Set exercise
List every line below that contains the string "steel". Treat uppercase and lowercase as different.

** Begin **

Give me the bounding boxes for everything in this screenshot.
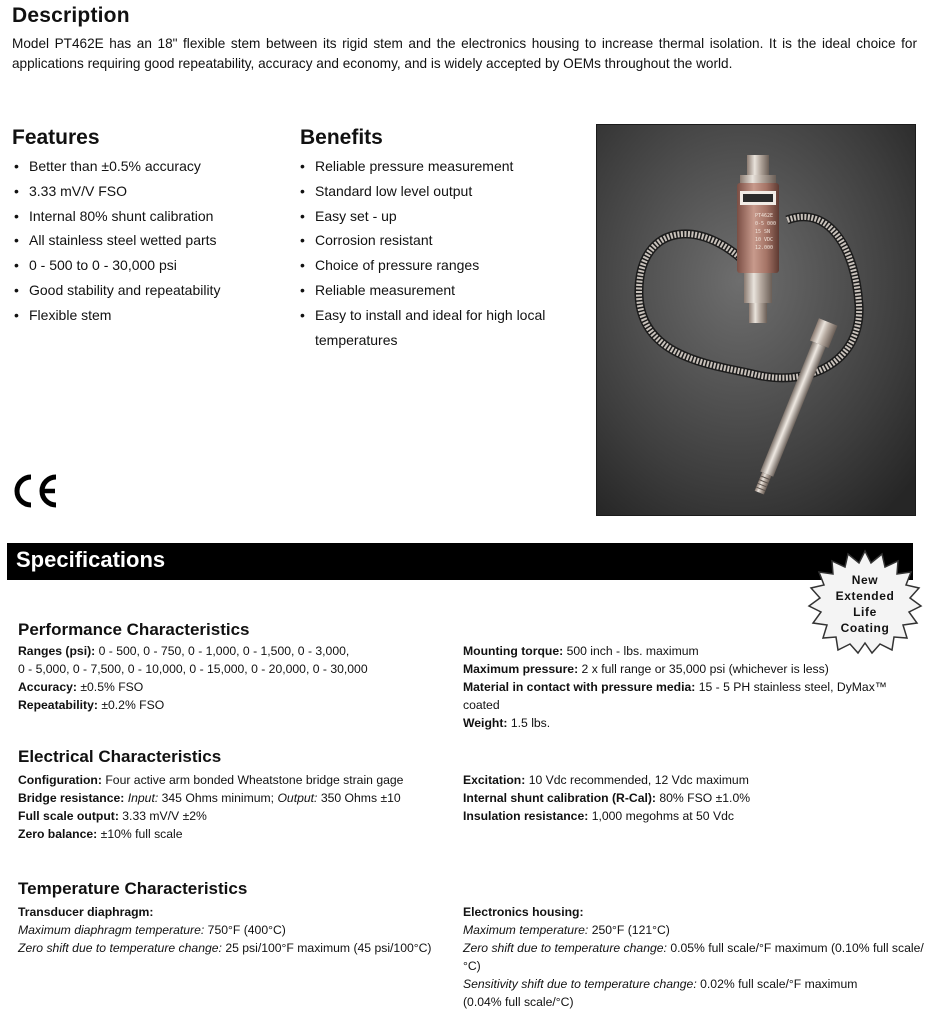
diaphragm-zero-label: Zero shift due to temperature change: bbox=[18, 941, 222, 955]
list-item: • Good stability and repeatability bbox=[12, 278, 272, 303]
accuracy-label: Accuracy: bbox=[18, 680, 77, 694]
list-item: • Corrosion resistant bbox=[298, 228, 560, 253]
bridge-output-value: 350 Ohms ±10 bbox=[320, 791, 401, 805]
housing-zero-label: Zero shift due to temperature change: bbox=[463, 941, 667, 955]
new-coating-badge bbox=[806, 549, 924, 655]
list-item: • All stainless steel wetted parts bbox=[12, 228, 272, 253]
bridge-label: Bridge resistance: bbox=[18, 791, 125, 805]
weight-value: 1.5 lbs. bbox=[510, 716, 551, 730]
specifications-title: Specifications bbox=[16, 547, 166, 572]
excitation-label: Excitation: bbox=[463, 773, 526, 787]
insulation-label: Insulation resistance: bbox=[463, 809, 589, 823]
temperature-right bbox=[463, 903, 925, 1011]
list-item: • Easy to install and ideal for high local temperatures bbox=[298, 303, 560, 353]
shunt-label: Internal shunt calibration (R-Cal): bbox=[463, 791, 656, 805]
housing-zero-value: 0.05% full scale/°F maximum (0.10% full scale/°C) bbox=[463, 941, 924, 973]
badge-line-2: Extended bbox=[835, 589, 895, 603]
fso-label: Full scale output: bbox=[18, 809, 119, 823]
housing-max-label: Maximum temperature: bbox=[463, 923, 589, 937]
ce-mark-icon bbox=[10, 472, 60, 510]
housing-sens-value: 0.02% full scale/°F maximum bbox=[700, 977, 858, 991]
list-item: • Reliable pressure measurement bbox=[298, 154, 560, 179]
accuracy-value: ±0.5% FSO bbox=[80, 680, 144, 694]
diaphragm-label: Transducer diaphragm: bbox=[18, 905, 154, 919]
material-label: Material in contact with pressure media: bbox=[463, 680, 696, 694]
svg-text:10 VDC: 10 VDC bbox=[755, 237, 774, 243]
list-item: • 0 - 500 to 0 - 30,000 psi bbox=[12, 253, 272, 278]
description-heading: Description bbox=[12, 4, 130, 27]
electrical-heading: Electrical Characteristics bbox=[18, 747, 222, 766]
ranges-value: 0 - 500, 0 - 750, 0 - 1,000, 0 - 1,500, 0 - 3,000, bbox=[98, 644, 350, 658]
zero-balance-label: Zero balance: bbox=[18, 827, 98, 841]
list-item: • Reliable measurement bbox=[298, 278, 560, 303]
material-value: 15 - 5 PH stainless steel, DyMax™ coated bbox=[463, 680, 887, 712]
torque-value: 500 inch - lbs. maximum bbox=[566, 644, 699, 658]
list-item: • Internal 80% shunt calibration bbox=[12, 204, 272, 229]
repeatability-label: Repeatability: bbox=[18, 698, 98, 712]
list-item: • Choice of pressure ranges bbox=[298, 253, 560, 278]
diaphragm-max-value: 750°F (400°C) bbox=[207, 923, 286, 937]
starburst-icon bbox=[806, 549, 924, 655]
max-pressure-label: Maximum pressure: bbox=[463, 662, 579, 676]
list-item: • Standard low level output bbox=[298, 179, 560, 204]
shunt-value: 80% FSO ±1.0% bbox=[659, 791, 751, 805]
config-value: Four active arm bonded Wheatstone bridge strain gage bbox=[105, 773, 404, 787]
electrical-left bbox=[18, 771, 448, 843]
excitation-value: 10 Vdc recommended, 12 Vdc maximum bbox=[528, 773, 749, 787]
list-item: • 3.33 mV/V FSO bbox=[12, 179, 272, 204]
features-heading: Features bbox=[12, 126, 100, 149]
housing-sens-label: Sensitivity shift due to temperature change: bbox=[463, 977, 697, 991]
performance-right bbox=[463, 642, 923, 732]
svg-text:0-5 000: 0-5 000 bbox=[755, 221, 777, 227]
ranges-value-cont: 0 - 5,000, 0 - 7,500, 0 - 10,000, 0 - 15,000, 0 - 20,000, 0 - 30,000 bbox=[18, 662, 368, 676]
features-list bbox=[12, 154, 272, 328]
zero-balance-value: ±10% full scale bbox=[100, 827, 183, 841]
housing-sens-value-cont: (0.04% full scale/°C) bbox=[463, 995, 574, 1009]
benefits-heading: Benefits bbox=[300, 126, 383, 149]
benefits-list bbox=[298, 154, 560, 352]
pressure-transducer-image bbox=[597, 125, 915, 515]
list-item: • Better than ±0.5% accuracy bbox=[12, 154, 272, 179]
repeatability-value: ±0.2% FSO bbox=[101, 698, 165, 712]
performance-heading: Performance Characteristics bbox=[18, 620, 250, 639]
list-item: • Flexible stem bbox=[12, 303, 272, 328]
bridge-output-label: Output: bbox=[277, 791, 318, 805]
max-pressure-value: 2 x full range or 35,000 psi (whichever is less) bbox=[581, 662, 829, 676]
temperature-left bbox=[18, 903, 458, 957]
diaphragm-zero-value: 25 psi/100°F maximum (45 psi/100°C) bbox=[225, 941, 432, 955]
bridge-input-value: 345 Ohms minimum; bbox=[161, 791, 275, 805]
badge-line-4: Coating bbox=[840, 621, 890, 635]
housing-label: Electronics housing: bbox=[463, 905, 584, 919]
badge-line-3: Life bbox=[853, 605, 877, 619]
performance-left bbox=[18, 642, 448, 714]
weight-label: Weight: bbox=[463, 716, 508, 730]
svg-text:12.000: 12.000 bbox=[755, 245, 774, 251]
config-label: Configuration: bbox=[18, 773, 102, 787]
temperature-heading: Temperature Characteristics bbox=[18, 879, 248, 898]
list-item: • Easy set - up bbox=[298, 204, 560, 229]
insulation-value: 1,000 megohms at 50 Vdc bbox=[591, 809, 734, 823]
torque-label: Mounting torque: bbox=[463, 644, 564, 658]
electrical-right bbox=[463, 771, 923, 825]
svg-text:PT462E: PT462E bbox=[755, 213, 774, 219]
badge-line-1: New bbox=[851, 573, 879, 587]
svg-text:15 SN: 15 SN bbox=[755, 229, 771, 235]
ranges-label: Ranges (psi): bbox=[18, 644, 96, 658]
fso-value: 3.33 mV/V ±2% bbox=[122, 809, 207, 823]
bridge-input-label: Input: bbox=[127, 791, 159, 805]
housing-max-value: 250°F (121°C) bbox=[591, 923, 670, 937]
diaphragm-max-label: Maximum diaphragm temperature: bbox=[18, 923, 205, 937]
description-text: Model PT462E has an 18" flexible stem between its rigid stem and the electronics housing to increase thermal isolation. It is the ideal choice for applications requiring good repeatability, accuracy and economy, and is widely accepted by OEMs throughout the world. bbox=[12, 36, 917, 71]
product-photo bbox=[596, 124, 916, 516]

** End **
** Begin **

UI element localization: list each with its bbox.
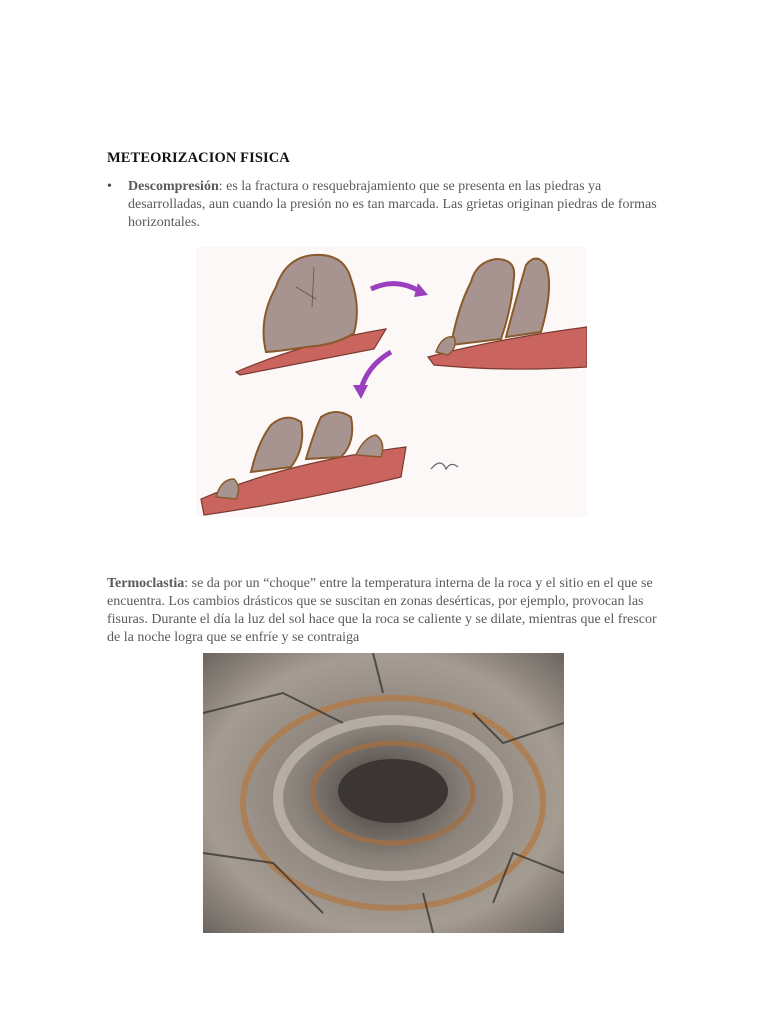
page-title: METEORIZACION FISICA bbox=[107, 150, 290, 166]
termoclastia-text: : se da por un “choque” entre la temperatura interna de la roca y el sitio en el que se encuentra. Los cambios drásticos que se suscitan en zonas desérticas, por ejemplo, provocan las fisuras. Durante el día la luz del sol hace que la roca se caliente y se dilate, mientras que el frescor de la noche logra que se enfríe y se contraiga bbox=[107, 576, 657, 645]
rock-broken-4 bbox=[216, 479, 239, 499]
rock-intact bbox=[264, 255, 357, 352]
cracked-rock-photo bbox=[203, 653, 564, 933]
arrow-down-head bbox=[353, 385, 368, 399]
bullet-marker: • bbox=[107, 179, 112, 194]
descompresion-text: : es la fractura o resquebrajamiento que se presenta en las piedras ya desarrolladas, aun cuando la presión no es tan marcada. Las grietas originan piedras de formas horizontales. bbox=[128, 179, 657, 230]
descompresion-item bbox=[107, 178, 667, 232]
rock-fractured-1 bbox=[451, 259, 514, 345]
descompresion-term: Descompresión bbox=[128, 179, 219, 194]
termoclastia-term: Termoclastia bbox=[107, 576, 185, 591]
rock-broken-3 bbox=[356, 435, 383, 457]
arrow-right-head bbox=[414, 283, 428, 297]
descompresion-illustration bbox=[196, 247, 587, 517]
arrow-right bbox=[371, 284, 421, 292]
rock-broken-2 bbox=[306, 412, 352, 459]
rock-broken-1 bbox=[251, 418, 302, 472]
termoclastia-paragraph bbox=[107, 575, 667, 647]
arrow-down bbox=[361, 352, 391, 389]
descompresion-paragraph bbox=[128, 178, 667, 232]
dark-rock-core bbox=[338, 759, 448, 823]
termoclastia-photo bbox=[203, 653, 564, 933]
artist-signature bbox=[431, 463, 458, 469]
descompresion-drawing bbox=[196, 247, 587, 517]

** End **

Task response
list-item: • All stainless steel wetted parts bbox=[12, 228, 272, 253]
material-value: 15 - 5 PH stainless steel, DyMax™ coated bbox=[463, 680, 887, 712]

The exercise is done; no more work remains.